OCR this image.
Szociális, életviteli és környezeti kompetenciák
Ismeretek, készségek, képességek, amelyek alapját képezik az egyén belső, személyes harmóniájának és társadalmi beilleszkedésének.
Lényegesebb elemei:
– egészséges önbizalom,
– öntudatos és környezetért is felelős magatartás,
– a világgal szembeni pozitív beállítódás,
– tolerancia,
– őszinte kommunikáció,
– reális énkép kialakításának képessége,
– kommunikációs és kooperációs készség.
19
* * *
Objective
Emit the full listing verbatim.

The answer
OCR this image.
Szociális, életviteli és környezeti kompetenciák
Ismeretek, készségek, képességek, amelyek alapját képezik az egyén belső, személyes harmóniájának és társadalmi beilleszkedésének.
Lényegesebb elemei:
– egészséges önbizalom,
– öntudatos és környezetért is felelős magatartás,
– a világgal szembeni pozitív beállítódás,
– tolerancia,
– őszinte kommunikáció,
– reális énkép kialakításának képessége,
– kommunikációs és kooperációs készség.
19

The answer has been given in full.